"""

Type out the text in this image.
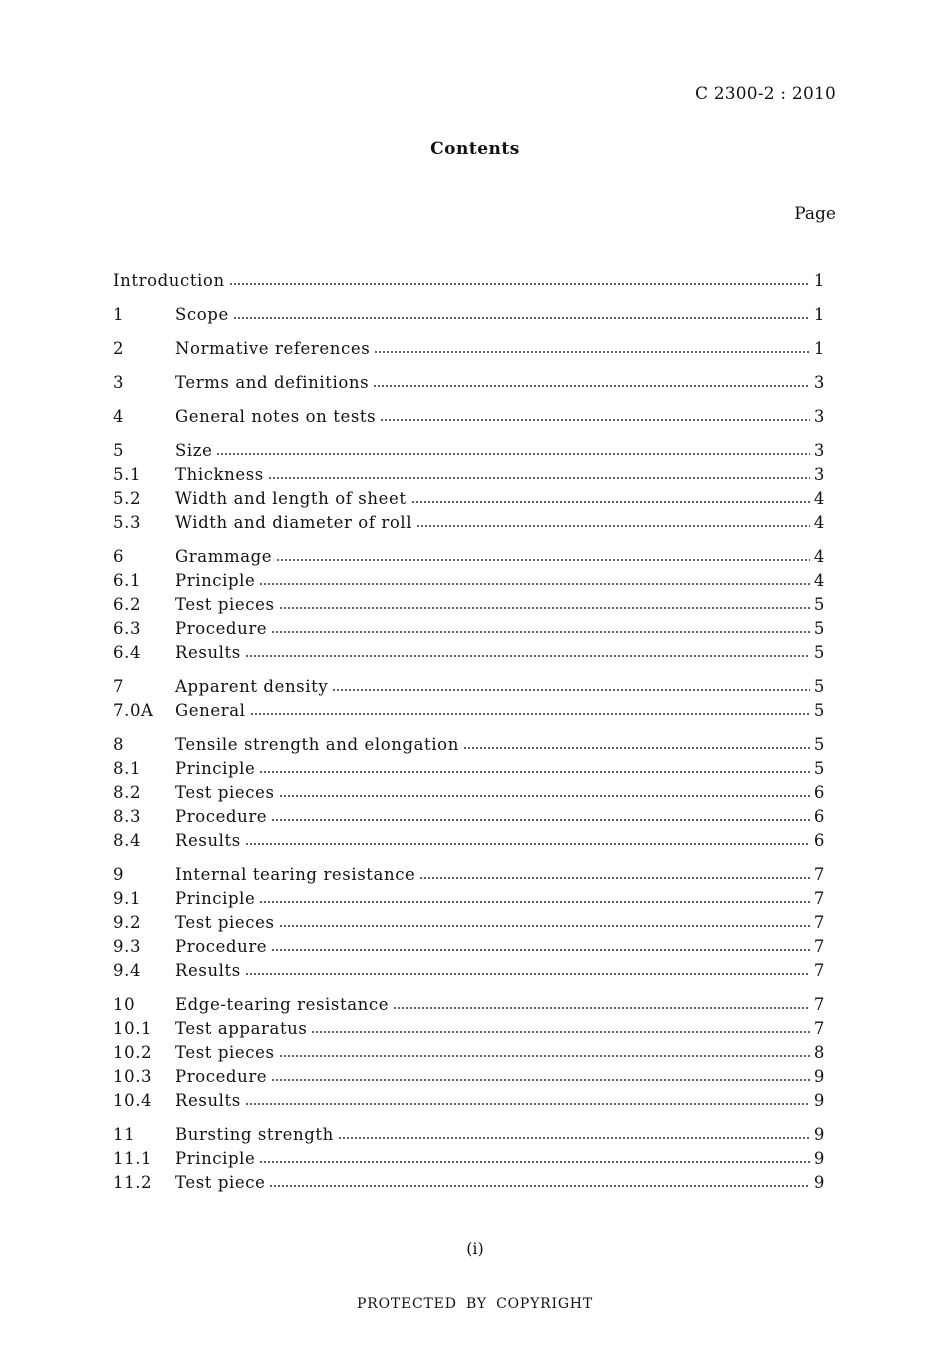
C 2300-2 : 2010
Contents
Page
Introduction	1
1	Scope	1
2	Normative references	1
3	Terms and definitions	3
4	General notes on tests	3
5	Size	3
5.1	Thickness	3
5.2	Width and length of sheet	4
5.3	Width and diameter of roll	4
6	Grammage	4
6.1	Principle	4
6.2	Test pieces	5
6.3	Procedure	5
6.4	Results	5
7	Apparent density	5
7.0A	General	5
8	Tensile strength and elongation	5
8.1	Principle	5
8.2	Test pieces	6
8.3	Procedure	6
8.4	Results	6
9	Internal tearing resistance	7
9.1	Principle	7
9.2	Test pieces	7
9.3	Procedure	7
9.4	Results	7
10	Edge-tearing resistance	7
10.1	Test apparatus	7
10.2	Test pieces	8
10.3	Procedure	9
10.4	Results	9
11	Bursting strength	9
11.1	Principle	9
11.2	Test piece	9
(i)
PROTECTED BY COPYRIGHT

"""

Short task =>
Make an exact reproduction of the listing above, without any pictures.

Solution to this task =>
Type out the text in this image.
C 2300-2 : 2010
Contents
Page
Introduction	1
1	Scope	1
2	Normative references	1
3	Terms and definitions	3
4	General notes on tests	3
5	Size	3
5.1	Thickness	3
5.2	Width and length of sheet	4
5.3	Width and diameter of roll	4
6	Grammage	4
6.1	Principle	4
6.2	Test pieces	5
6.3	Procedure	5
6.4	Results	5
7	Apparent density	5
7.0A	General	5
8	Tensile strength and elongation	5
8.1	Principle	5
8.2	Test pieces	6
8.3	Procedure	6
8.4	Results	6
9	Internal tearing resistance	7
9.1	Principle	7
9.2	Test pieces	7
9.3	Procedure	7
9.4	Results	7
10	Edge-tearing resistance	7
10.1	Test apparatus	7
10.2	Test pieces	8
10.3	Procedure	9
10.4	Results	9
11	Bursting strength	9
11.1	Principle	9
11.2	Test piece	9
(i)
PROTECTED BY COPYRIGHT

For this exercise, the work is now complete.